Set task:
Your answer is a single number: how many lines hold the word "have"?

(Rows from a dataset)
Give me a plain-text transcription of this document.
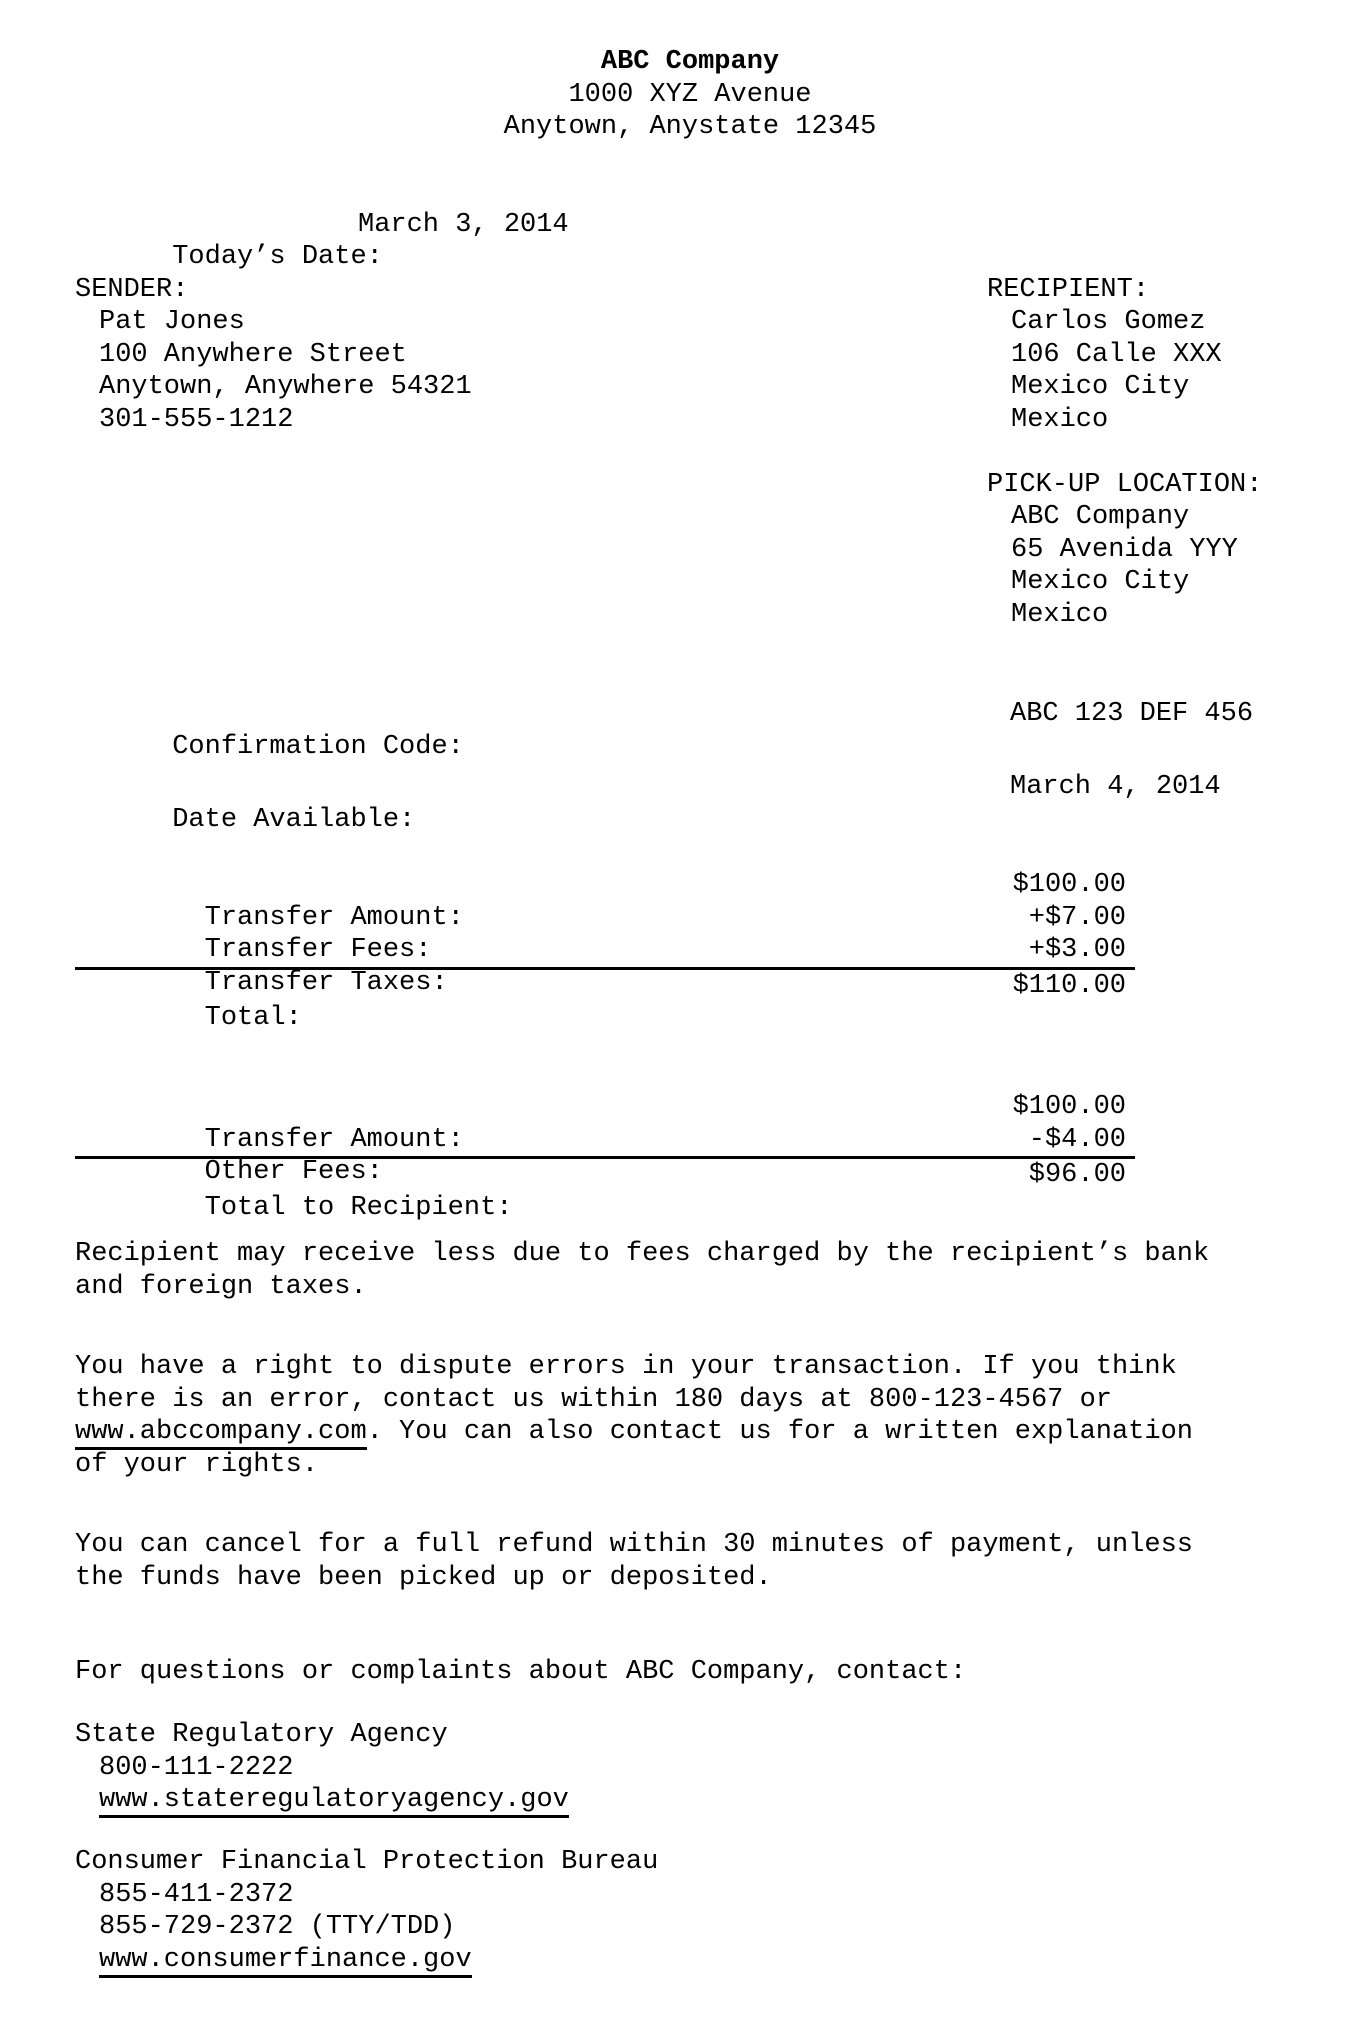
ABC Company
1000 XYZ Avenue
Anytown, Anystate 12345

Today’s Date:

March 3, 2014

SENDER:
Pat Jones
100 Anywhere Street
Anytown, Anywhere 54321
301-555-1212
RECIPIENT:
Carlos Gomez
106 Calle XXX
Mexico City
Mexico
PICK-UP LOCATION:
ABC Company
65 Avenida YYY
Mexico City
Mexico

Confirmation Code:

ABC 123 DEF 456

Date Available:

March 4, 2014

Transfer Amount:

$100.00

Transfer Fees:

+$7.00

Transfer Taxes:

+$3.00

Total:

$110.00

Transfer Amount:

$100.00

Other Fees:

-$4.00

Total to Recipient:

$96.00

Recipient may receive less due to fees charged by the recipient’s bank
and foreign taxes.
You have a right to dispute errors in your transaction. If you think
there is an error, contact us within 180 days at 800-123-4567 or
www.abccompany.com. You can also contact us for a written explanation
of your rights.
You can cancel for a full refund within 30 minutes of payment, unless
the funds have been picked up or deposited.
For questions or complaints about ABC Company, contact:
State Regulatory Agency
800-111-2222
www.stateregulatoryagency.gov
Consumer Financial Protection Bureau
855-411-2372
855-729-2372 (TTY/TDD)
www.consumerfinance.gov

Task answer:
2